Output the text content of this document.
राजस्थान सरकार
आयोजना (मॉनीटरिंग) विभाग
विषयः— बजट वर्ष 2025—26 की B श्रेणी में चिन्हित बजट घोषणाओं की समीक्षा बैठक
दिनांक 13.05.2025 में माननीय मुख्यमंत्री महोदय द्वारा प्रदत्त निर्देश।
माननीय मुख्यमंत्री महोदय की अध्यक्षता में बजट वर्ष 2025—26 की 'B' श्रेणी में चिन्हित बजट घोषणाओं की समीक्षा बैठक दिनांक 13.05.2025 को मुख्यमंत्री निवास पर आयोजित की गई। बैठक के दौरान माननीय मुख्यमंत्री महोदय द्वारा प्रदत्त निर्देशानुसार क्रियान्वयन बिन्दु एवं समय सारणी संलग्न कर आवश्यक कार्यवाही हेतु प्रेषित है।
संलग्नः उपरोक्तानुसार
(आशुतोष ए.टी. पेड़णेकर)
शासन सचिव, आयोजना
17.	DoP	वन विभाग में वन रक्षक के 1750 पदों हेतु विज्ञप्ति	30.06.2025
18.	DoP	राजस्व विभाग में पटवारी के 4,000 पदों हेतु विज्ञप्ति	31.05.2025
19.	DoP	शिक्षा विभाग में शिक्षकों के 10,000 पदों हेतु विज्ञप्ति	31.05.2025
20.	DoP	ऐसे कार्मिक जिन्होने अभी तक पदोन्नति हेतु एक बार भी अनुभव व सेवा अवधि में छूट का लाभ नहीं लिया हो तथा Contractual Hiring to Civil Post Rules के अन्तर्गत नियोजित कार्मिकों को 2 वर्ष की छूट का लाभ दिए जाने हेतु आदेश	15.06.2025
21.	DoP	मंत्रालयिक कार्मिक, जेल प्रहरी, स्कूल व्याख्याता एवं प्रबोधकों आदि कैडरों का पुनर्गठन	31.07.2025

## TASK DESCRIPTION
Restate each of the entries above verbatim.

## WORKED ANSWER
Output the text content of this document.
राजस्थान सरकार
आयोजना (मॉनीटरिंग) विभाग
विषयः— बजट वर्ष 2025—26 की B श्रेणी में चिन्हित बजट घोषणाओं की समीक्षा बैठक
दिनांक 13.05.2025 में माननीय मुख्यमंत्री महोदय द्वारा प्रदत्त निर्देश।
माननीय मुख्यमंत्री महोदय की अध्यक्षता में बजट वर्ष 2025—26 की 'B' श्रेणी में चिन्हित बजट घोषणाओं की समीक्षा बैठक दिनांक 13.05.2025 को मुख्यमंत्री निवास पर आयोजित की गई। बैठक के दौरान माननीय मुख्यमंत्री महोदय द्वारा प्रदत्त निर्देशानुसार क्रियान्वयन बिन्दु एवं समय सारणी संलग्न कर आवश्यक कार्यवाही हेतु प्रेषित है।
संलग्नः उपरोक्तानुसार
(आशुतोष ए.टी. पेड़णेकर)
शासन सचिव, आयोजना
17.	DoP	वन विभाग में वन रक्षक के 1750 पदों हेतु विज्ञप्ति	30.06.2025
18.	DoP	राजस्व विभाग में पटवारी के 4,000 पदों हेतु विज्ञप्ति	31.05.2025
19.	DoP	शिक्षा विभाग में शिक्षकों के 10,000 पदों हेतु विज्ञप्ति	31.05.2025
20.	DoP	ऐसे कार्मिक जिन्होने अभी तक पदोन्नति हेतु एक बार भी अनुभव व सेवा अवधि में छूट का लाभ नहीं लिया हो तथा Contractual Hiring to Civil Post Rules के अन्तर्गत नियोजित कार्मिकों को 2 वर्ष की छूट का लाभ दिए जाने हेतु आदेश	15.06.2025
21.	DoP	मंत्रालयिक कार्मिक, जेल प्रहरी, स्कूल व्याख्याता एवं प्रबोधकों आदि कैडरों का पुनर्गठन	31.07.2025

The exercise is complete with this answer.